#### [EXERCISE INSTRUCTIONS]
Keep every line where the word "политики" appears; drop the rest.

--- Start MATERIAL SUPPLIED ---

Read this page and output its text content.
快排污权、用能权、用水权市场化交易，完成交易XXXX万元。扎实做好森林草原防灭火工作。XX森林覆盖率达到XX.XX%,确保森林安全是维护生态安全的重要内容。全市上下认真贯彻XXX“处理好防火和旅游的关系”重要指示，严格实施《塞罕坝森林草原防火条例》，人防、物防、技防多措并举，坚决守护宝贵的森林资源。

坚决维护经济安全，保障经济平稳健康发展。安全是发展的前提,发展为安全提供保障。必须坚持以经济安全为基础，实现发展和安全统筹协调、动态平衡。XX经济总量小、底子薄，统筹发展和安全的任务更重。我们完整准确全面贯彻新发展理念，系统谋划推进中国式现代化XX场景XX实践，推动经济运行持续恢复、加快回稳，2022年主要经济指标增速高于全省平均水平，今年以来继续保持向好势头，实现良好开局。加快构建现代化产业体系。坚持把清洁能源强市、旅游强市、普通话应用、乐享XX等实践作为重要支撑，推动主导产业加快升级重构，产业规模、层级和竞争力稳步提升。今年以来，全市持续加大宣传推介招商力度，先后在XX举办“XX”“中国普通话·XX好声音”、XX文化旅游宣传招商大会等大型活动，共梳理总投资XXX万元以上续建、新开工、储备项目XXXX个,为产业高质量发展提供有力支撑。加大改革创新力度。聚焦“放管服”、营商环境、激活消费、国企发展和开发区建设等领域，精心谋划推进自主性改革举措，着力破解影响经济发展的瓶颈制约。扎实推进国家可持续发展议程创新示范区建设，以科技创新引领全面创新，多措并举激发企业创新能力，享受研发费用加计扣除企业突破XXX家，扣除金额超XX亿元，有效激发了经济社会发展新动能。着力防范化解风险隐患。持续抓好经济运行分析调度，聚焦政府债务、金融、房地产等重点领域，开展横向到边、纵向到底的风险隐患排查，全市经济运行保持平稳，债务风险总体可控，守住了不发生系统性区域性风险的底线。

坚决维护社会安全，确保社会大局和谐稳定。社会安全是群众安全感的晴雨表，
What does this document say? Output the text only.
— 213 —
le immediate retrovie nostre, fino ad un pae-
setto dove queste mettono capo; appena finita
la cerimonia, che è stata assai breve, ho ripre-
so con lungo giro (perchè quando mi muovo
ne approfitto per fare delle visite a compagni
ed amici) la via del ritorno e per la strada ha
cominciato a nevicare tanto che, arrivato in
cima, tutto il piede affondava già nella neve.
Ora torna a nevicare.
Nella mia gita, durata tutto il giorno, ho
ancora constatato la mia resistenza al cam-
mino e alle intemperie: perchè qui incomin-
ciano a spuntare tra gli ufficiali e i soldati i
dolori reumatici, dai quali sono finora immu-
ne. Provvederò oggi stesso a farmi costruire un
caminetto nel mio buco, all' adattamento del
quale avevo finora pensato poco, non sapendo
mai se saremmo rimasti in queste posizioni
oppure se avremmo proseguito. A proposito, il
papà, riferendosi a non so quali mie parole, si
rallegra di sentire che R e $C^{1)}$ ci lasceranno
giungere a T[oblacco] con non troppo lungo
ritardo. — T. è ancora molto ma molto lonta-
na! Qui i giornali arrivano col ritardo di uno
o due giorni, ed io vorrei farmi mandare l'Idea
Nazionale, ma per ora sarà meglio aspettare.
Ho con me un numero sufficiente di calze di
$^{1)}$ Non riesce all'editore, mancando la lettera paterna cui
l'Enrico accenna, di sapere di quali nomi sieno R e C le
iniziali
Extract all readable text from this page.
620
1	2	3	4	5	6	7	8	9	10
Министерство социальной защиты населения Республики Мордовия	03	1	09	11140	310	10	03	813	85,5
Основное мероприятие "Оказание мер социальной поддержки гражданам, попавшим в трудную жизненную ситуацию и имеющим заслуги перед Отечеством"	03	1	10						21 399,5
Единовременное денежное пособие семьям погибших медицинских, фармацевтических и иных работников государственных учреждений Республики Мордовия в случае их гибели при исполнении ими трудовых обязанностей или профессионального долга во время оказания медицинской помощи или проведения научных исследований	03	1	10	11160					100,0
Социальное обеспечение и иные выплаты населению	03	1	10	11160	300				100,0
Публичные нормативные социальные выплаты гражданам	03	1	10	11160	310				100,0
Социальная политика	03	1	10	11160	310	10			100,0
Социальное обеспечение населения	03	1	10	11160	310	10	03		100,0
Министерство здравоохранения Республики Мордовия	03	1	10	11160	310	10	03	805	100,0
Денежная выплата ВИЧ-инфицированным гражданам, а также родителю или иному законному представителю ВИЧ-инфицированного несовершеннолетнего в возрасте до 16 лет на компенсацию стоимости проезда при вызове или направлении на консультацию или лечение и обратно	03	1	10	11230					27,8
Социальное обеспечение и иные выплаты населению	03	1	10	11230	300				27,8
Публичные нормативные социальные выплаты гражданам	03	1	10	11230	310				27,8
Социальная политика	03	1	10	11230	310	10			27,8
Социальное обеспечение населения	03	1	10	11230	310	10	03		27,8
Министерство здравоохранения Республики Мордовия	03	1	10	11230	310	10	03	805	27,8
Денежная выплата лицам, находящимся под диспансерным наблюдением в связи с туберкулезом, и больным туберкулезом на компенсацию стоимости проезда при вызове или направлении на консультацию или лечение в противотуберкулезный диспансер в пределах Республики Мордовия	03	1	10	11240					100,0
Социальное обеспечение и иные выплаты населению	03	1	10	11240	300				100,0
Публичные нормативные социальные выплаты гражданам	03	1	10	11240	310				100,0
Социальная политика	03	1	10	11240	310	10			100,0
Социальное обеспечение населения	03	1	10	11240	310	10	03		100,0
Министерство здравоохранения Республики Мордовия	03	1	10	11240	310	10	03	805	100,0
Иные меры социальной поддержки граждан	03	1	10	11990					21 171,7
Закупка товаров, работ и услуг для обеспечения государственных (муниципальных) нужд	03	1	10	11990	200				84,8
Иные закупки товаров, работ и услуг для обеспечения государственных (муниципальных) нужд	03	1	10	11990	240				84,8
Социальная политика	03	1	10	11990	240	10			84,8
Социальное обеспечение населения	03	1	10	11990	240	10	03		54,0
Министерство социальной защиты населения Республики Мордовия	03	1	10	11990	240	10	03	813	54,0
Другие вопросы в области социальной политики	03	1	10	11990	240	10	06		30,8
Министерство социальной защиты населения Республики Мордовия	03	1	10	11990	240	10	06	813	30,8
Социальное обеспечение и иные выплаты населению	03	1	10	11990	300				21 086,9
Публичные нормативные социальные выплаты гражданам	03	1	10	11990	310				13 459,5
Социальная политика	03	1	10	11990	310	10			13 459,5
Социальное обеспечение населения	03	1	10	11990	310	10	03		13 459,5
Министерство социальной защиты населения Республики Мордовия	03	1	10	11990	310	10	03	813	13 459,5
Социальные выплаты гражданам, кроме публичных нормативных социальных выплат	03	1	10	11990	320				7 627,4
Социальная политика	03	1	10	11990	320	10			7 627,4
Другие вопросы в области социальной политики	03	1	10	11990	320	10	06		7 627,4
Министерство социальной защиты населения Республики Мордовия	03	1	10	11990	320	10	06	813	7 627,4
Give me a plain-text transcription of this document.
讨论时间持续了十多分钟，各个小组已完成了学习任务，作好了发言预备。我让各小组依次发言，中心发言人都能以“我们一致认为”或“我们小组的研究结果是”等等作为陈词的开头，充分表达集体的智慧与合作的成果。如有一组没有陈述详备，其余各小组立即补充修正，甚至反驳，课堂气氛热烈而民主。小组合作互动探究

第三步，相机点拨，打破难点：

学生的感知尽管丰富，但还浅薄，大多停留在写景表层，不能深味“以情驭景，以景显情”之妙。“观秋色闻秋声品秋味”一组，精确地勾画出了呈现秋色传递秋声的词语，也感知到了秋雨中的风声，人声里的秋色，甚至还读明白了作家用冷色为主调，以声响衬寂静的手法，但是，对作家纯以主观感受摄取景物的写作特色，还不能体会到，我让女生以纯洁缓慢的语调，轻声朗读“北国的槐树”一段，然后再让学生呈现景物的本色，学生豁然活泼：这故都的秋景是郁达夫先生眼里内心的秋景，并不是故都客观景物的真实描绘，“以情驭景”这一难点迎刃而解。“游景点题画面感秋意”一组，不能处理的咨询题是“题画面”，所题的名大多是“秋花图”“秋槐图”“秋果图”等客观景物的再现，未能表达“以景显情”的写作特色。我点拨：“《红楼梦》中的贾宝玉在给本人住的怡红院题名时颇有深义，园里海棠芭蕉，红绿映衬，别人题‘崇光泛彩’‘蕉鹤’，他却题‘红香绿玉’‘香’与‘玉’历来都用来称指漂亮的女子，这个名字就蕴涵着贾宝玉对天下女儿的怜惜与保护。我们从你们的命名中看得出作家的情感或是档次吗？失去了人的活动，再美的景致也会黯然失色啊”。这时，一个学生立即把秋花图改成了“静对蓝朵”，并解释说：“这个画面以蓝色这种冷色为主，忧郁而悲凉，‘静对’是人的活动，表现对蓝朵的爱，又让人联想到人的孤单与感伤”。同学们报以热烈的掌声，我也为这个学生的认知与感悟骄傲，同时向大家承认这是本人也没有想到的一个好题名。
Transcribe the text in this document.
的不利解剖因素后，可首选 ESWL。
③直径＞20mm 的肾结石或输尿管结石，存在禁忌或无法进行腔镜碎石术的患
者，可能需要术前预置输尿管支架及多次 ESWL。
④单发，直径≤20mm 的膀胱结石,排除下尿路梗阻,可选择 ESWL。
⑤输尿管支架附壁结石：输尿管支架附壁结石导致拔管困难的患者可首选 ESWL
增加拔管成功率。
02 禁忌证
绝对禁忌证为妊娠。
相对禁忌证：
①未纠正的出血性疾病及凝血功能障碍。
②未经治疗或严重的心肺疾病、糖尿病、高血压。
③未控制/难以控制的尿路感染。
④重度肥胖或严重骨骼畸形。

--- End MATERIAL SUPPLIED ---

#### [ANSWER]
Другие вопросы в области социальной политики	03	1	10	11990	240	10	06		30,8
Другие вопросы в области социальной политики	03	1	10	11990	320	10	06		7 627,4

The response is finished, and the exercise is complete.